- **Required task**
Below are the records; pull every line that includes "this".
>> start
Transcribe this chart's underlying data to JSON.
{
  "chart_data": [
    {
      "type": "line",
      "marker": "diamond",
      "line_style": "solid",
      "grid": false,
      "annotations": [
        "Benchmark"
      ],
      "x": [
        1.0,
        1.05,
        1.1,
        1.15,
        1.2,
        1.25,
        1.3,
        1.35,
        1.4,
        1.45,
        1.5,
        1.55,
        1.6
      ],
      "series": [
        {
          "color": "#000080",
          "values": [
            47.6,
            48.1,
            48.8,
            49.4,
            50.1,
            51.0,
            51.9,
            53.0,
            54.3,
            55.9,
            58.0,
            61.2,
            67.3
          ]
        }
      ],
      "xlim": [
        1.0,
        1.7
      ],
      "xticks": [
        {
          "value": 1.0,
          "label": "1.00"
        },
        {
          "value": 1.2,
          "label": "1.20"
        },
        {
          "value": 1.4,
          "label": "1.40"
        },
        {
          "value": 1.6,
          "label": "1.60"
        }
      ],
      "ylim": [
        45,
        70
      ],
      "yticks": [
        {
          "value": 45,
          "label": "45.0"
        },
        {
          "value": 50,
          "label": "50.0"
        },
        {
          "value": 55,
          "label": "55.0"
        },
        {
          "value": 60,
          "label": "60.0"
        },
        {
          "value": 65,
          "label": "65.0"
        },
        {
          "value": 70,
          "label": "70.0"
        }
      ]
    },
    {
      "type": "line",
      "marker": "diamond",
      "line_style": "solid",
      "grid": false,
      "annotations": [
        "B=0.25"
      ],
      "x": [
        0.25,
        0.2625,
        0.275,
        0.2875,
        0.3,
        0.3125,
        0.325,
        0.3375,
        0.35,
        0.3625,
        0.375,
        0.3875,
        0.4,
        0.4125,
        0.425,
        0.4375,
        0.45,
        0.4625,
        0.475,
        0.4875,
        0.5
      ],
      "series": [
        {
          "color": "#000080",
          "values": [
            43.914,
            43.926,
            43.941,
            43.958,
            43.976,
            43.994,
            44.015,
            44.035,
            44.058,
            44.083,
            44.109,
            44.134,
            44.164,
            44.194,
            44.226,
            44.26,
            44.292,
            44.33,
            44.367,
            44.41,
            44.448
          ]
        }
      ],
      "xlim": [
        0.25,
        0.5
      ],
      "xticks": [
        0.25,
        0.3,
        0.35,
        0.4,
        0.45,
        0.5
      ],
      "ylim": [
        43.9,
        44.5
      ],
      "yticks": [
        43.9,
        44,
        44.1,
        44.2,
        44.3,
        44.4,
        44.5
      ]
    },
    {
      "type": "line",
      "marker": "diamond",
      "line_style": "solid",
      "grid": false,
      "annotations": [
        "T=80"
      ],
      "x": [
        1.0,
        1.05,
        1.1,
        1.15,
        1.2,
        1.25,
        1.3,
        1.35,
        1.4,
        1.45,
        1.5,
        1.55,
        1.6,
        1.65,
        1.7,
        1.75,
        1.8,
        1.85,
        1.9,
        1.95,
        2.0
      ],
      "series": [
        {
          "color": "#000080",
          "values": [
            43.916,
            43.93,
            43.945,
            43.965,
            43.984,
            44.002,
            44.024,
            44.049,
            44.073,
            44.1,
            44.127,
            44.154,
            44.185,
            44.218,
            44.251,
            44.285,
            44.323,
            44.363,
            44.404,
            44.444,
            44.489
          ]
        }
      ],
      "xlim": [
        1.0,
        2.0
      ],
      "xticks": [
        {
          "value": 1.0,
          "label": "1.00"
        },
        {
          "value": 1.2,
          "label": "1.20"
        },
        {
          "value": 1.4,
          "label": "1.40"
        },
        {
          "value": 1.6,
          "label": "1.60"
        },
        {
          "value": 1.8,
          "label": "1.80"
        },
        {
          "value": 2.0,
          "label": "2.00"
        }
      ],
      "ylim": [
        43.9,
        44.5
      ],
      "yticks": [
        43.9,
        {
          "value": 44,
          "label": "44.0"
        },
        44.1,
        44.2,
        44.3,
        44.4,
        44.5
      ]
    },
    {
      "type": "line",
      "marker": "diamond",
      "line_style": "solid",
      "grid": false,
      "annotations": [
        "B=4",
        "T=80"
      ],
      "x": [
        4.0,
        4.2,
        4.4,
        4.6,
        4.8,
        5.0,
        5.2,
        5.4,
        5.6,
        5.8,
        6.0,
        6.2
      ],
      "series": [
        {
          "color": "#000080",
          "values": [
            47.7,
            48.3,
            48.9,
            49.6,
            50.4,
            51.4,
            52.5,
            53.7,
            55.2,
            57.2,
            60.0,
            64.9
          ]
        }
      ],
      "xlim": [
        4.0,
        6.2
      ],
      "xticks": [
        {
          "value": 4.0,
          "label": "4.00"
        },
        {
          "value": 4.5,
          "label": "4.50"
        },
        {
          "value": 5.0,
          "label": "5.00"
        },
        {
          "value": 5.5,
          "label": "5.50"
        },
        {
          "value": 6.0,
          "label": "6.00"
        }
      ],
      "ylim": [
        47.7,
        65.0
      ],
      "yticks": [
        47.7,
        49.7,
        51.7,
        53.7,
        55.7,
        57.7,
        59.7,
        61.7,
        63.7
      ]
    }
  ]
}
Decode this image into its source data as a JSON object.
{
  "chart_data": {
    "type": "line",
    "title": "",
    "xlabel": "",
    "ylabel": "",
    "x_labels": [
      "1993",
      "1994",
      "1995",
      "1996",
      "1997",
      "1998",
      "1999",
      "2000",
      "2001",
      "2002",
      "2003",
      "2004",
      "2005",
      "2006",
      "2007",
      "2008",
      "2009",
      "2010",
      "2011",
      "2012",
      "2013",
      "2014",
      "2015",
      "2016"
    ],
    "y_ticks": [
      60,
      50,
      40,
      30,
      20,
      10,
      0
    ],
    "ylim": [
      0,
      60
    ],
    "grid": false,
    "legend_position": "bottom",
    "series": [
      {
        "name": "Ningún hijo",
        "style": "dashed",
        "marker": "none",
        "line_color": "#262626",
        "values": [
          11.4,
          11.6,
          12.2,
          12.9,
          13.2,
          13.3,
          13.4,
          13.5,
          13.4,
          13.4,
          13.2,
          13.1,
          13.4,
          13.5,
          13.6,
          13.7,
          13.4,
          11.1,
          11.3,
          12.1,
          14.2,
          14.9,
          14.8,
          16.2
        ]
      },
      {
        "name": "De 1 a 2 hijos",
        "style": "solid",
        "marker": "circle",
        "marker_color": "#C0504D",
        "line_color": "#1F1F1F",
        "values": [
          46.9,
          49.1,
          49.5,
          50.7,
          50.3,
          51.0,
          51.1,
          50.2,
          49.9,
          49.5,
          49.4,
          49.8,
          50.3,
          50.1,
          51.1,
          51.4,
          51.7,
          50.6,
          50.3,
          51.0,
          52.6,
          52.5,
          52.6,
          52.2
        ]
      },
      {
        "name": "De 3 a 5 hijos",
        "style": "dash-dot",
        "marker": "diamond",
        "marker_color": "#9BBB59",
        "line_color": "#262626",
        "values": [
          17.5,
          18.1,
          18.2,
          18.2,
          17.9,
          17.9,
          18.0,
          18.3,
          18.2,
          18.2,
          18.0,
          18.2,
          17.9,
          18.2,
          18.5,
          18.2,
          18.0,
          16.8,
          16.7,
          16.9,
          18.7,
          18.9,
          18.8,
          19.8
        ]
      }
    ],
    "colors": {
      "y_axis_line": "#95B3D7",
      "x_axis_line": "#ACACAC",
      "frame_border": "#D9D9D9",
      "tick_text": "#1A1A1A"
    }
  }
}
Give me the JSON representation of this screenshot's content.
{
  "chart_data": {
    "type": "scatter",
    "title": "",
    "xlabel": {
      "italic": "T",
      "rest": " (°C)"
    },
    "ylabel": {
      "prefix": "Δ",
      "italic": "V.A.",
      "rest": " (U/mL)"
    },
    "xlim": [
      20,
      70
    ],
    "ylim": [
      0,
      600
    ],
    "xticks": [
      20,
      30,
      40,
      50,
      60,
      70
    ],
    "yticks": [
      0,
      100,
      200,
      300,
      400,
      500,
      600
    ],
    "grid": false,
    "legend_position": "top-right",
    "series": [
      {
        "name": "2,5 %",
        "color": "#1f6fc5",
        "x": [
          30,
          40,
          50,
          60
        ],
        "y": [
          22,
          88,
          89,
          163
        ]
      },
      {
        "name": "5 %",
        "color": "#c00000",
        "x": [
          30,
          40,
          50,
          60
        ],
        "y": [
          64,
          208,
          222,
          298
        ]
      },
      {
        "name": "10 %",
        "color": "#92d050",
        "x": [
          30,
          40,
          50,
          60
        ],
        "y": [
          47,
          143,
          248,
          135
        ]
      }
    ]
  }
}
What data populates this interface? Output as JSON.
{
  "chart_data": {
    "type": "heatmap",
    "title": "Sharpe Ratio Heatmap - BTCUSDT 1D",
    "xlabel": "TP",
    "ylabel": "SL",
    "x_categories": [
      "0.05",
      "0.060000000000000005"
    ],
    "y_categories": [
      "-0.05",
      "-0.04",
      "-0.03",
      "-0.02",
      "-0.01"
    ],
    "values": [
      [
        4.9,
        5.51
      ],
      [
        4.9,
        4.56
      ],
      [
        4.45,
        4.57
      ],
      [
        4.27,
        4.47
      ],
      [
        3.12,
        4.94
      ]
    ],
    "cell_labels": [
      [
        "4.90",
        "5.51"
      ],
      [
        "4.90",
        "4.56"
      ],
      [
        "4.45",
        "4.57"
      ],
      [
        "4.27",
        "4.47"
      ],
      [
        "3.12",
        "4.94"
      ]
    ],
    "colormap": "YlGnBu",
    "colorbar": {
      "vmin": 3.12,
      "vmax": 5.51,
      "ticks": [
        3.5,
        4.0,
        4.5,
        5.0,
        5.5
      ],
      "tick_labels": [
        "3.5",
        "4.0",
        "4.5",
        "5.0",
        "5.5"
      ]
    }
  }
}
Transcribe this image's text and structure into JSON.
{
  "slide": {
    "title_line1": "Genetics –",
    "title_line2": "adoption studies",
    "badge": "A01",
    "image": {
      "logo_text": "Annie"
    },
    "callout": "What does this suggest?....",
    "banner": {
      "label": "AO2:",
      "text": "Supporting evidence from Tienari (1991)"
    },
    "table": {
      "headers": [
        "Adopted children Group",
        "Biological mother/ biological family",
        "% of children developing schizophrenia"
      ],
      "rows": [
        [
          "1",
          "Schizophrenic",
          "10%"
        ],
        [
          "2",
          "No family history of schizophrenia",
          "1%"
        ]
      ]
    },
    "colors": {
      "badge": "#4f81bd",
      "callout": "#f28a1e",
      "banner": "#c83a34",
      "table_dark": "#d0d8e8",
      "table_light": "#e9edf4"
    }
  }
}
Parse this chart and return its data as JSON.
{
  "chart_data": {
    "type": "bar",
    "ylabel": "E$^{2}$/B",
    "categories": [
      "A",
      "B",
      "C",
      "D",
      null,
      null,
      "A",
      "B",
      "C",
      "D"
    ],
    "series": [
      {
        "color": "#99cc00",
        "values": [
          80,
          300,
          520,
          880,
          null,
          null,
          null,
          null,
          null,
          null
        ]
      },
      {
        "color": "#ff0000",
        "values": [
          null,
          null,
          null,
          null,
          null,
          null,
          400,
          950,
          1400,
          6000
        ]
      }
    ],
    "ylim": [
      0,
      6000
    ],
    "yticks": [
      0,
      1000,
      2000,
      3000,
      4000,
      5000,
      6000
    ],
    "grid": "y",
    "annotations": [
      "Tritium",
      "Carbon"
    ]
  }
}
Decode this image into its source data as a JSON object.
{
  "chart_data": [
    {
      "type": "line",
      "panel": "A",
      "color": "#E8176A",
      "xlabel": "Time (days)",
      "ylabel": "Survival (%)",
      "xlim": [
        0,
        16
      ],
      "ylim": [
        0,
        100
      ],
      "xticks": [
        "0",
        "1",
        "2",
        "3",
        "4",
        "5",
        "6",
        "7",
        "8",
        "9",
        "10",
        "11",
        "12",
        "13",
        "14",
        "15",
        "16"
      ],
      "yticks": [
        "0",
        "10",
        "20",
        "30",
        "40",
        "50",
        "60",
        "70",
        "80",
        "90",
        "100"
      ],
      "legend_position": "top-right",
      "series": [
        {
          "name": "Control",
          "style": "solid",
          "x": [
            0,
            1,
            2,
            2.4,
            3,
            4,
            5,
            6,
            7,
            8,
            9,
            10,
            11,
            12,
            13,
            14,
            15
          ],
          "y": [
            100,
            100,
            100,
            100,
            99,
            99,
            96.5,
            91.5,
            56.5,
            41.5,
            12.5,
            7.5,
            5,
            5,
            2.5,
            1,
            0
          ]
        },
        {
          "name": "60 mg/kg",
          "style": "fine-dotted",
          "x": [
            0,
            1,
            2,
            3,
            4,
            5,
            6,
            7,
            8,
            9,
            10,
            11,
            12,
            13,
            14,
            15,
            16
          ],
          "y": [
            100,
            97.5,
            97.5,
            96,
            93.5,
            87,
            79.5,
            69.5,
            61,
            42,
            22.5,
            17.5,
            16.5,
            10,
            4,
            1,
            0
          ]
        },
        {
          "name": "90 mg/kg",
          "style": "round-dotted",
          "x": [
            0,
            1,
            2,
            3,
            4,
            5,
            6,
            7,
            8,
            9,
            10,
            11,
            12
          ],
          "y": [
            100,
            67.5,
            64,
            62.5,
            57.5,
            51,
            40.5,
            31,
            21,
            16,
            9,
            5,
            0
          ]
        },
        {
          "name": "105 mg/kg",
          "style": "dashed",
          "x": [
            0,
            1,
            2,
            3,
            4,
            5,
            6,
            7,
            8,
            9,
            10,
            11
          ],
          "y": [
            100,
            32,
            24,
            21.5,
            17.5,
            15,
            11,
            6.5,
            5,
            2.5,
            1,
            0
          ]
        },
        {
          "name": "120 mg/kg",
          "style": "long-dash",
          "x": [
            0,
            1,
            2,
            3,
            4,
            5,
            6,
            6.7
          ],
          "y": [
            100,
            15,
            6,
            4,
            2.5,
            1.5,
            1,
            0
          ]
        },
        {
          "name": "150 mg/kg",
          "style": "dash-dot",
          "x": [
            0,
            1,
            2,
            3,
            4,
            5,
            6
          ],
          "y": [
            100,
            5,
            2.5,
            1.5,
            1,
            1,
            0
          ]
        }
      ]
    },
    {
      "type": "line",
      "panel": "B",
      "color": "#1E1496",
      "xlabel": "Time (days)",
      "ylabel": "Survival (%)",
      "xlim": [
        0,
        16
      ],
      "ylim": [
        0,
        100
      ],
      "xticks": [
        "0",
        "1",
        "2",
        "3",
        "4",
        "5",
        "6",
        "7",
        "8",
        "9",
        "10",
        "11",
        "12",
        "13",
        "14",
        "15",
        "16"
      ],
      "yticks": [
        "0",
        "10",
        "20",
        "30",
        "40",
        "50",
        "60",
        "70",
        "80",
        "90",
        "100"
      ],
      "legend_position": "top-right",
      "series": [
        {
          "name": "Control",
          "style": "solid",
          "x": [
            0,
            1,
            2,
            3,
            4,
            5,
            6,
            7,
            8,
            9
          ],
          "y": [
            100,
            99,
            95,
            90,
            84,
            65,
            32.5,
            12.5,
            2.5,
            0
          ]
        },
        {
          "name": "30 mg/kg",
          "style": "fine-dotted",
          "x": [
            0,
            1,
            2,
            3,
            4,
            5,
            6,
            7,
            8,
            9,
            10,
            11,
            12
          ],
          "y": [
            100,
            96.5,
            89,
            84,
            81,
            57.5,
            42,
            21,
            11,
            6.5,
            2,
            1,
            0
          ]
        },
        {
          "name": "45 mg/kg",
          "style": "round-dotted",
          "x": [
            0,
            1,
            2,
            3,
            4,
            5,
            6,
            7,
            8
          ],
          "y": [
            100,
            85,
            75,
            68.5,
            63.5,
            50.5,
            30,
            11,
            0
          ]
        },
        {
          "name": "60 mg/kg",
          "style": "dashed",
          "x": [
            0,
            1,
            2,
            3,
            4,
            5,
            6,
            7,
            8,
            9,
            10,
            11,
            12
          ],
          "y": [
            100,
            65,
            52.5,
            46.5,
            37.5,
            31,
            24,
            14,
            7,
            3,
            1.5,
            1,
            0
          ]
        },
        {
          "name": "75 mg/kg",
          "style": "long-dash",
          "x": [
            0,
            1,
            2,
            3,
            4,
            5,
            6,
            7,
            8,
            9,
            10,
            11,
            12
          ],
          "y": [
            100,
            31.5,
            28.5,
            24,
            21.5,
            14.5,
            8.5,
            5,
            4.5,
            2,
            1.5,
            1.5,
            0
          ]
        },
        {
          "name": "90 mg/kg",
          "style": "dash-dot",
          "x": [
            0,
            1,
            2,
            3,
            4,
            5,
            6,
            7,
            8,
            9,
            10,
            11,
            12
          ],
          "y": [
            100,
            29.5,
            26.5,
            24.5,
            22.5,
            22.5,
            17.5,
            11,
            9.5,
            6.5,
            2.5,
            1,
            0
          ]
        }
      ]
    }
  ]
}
>> end
- **The result**
Transcribe this chart's underlying data to JSON.
Decode this image into its source data as a JSON object.
Give me the JSON representation of this screenshot's content.
What data populates this interface? Output as JSON.
Transcribe this image's text and structure into JSON.
    "callout": "What does this suggest?....",
Parse this chart and return its data as JSON.
Decode this image into its source data as a JSON object.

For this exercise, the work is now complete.